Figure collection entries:

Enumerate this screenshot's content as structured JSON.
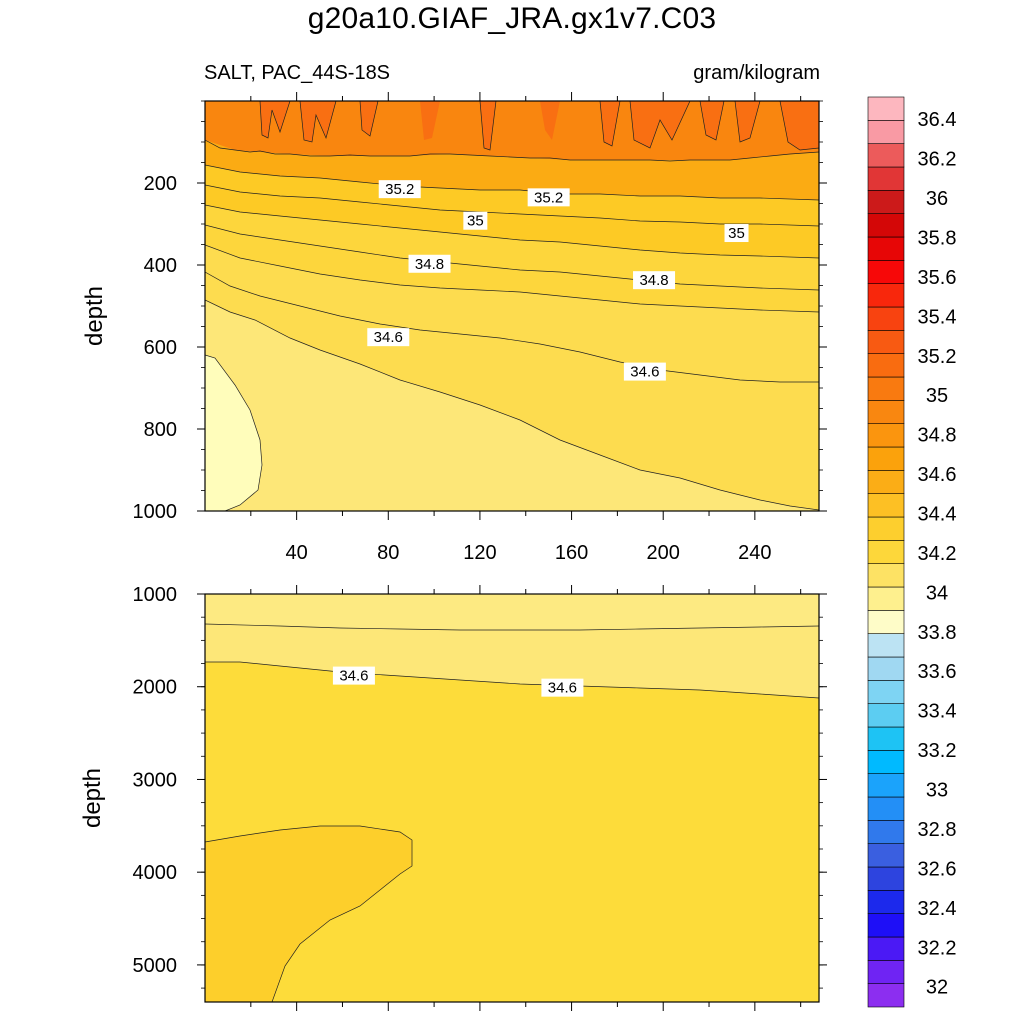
{
  "chart_data": {
    "type": "contour",
    "title": "g20a10.GIAF_JRA.gx1v7.C03",
    "variable_label": "SALT, PAC_44S-18S",
    "units_label": "gram/kilogram",
    "panels": [
      {
        "name": "upper",
        "ylabel": "depth",
        "xlim": [
          0,
          268
        ],
        "ylim": [
          0,
          1000
        ],
        "y_inverted": true,
        "xticks": [
          "40",
          "80",
          "120",
          "160",
          "200",
          "240"
        ],
        "yticks": [
          "200",
          "400",
          "600",
          "800",
          "1000"
        ],
        "contour_labels": [
          {
            "text": "35.2",
            "x": 85,
            "y": 215
          },
          {
            "text": "35.2",
            "x": 150,
            "y": 235
          },
          {
            "text": "35",
            "x": 118,
            "y": 292
          },
          {
            "text": "35",
            "x": 232,
            "y": 322
          },
          {
            "text": "34.8",
            "x": 98,
            "y": 397
          },
          {
            "text": "34.8",
            "x": 196,
            "y": 437
          },
          {
            "text": "34.6",
            "x": 80,
            "y": 576
          },
          {
            "text": "34.6",
            "x": 192,
            "y": 660
          }
        ]
      },
      {
        "name": "lower",
        "ylabel": "depth",
        "xlim": [
          0,
          268
        ],
        "ylim": [
          1000,
          5400
        ],
        "y_inverted": true,
        "xticks": [],
        "yticks": [
          "1000",
          "2000",
          "3000",
          "4000",
          "5000"
        ],
        "contour_labels": [
          {
            "text": "34.6",
            "x": 65,
            "y": 1880
          },
          {
            "text": "34.6",
            "x": 156,
            "y": 2010
          }
        ]
      }
    ],
    "colorbar": {
      "labels": [
        "32",
        "32.2",
        "32.4",
        "32.6",
        "32.8",
        "33",
        "33.2",
        "33.4",
        "33.6",
        "33.8",
        "34",
        "34.2",
        "34.4",
        "34.6",
        "34.8",
        "35",
        "35.2",
        "35.4",
        "35.6",
        "35.8",
        "36",
        "36.2",
        "36.4"
      ],
      "colors": [
        "#8c2ef0",
        "#6f24f3",
        "#4b19f5",
        "#1e0ff7",
        "#1c29ec",
        "#2d44df",
        "#3a5fe0",
        "#3079ec",
        "#238ff6",
        "#1ba3fb",
        "#00baff",
        "#1ec3f4",
        "#5ccdf2",
        "#7ed4f3",
        "#a0d8f2",
        "#bce3f3",
        "#fefcc8",
        "#fef08e",
        "#fde264",
        "#fdd73a",
        "#fdcf2e",
        "#fdc024",
        "#fbad16",
        "#fba20c",
        "#fb950e",
        "#f98710",
        "#f97a10",
        "#f96c10",
        "#f85a12",
        "#f84310",
        "#f8270c",
        "#f70808",
        "#e70606",
        "#d40707",
        "#cc1a1a",
        "#e13636",
        "#ec5b5b",
        "#f99aa4",
        "#fdb7bf"
      ]
    }
  }
}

* [Work to do]
Quote the preceding records in their entirety, excluding every picture.

* [Solved exercise]
Enumerate this screenshot's content as structured JSON.
{
  "chart_data": {
    "type": "contour",
    "title": "g20a10.GIAF_JRA.gx1v7.C03",
    "variable_label": "SALT, PAC_44S-18S",
    "units_label": "gram/kilogram",
    "panels": [
      {
        "name": "upper",
        "ylabel": "depth",
        "xlim": [
          0,
          268
        ],
        "ylim": [
          0,
          1000
        ],
        "y_inverted": true,
        "xticks": [
          "40",
          "80",
          "120",
          "160",
          "200",
          "240"
        ],
        "yticks": [
          "200",
          "400",
          "600",
          "800",
          "1000"
        ],
        "contour_labels": [
          {
            "text": "35.2",
            "x": 85,
            "y": 215
          },
          {
            "text": "35.2",
            "x": 150,
            "y": 235
          },
          {
            "text": "35",
            "x": 118,
            "y": 292
          },
          {
            "text": "35",
            "x": 232,
            "y": 322
          },
          {
            "text": "34.8",
            "x": 98,
            "y": 397
          },
          {
            "text": "34.8",
            "x": 196,
            "y": 437
          },
          {
            "text": "34.6",
            "x": 80,
            "y": 576
          },
          {
            "text": "34.6",
            "x": 192,
            "y": 660
          }
        ]
      },
      {
        "name": "lower",
        "ylabel": "depth",
        "xlim": [
          0,
          268
        ],
        "ylim": [
          1000,
          5400
        ],
        "y_inverted": true,
        "xticks": [],
        "yticks": [
          "1000",
          "2000",
          "3000",
          "4000",
          "5000"
        ],
        "contour_labels": [
          {
            "text": "34.6",
            "x": 65,
            "y": 1880
          },
          {
            "text": "34.6",
            "x": 156,
            "y": 2010
          }
        ]
      }
    ],
    "colorbar": {
      "labels": [
        "32",
        "32.2",
        "32.4",
        "32.6",
        "32.8",
        "33",
        "33.2",
        "33.4",
        "33.6",
        "33.8",
        "34",
        "34.2",
        "34.4",
        "34.6",
        "34.8",
        "35",
        "35.2",
        "35.4",
        "35.6",
        "35.8",
        "36",
        "36.2",
        "36.4"
      ],
      "colors": [
        "#8c2ef0",
        "#6f24f3",
        "#4b19f5",
        "#1e0ff7",
        "#1c29ec",
        "#2d44df",
        "#3a5fe0",
        "#3079ec",
        "#238ff6",
        "#1ba3fb",
        "#00baff",
        "#1ec3f4",
        "#5ccdf2",
        "#7ed4f3",
        "#a0d8f2",
        "#bce3f3",
        "#fefcc8",
        "#fef08e",
        "#fde264",
        "#fdd73a",
        "#fdcf2e",
        "#fdc024",
        "#fbad16",
        "#fba20c",
        "#fb950e",
        "#f98710",
        "#f97a10",
        "#f96c10",
        "#f85a12",
        "#f84310",
        "#f8270c",
        "#f70808",
        "#e70606",
        "#d40707",
        "#cc1a1a",
        "#e13636",
        "#ec5b5b",
        "#f99aa4",
        "#fdb7bf"
      ]
    }
  }
}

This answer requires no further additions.